### A run of records
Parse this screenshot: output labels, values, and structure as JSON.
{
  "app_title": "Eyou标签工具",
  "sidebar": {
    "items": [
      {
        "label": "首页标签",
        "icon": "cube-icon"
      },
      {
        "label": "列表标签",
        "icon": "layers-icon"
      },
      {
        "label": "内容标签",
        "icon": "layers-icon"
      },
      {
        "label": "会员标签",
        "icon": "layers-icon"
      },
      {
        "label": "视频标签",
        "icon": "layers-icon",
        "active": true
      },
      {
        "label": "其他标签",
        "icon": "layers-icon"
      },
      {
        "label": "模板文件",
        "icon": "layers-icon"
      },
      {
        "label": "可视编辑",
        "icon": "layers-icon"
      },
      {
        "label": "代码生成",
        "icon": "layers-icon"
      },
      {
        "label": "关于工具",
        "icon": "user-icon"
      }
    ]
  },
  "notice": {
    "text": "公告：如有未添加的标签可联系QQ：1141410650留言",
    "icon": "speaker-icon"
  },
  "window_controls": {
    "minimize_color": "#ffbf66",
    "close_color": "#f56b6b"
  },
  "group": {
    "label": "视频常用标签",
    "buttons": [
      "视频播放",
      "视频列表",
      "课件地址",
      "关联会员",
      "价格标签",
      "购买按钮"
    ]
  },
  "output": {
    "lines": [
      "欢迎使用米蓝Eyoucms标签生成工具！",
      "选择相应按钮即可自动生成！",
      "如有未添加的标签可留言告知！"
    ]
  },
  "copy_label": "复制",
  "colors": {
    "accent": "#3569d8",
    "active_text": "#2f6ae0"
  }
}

### Given exercise
Extract the full listing above without altering anything.

### Task output
Parse this screenshot: output labels, values, and structure as JSON.
{
  "app_title": "Eyou标签工具",
  "sidebar": {
    "items": [
      {
        "label": "首页标签",
        "icon": "cube-icon"
      },
      {
        "label": "列表标签",
        "icon": "layers-icon"
      },
      {
        "label": "内容标签",
        "icon": "layers-icon"
      },
      {
        "label": "会员标签",
        "icon": "layers-icon"
      },
      {
        "label": "视频标签",
        "icon": "layers-icon",
        "active": true
      },
      {
        "label": "其他标签",
        "icon": "layers-icon"
      },
      {
        "label": "模板文件",
        "icon": "layers-icon"
      },
      {
        "label": "可视编辑",
        "icon": "layers-icon"
      },
      {
        "label": "代码生成",
        "icon": "layers-icon"
      },
      {
        "label": "关于工具",
        "icon": "user-icon"
      }
    ]
  },
  "notice": {
    "text": "公告：如有未添加的标签可联系QQ：1141410650留言",
    "icon": "speaker-icon"
  },
  "window_controls": {
    "minimize_color": "#ffbf66",
    "close_color": "#f56b6b"
  },
  "group": {
    "label": "视频常用标签",
    "buttons": [
      "视频播放",
      "视频列表",
      "课件地址",
      "关联会员",
      "价格标签",
      "购买按钮"
    ]
  },
  "output": {
    "lines": [
      "欢迎使用米蓝Eyoucms标签生成工具！",
      "选择相应按钮即可自动生成！",
      "如有未添加的标签可留言告知！"
    ]
  },
  "copy_label": "复制",
  "colors": {
    "accent": "#3569d8",
    "active_text": "#2f6ae0"
  }
}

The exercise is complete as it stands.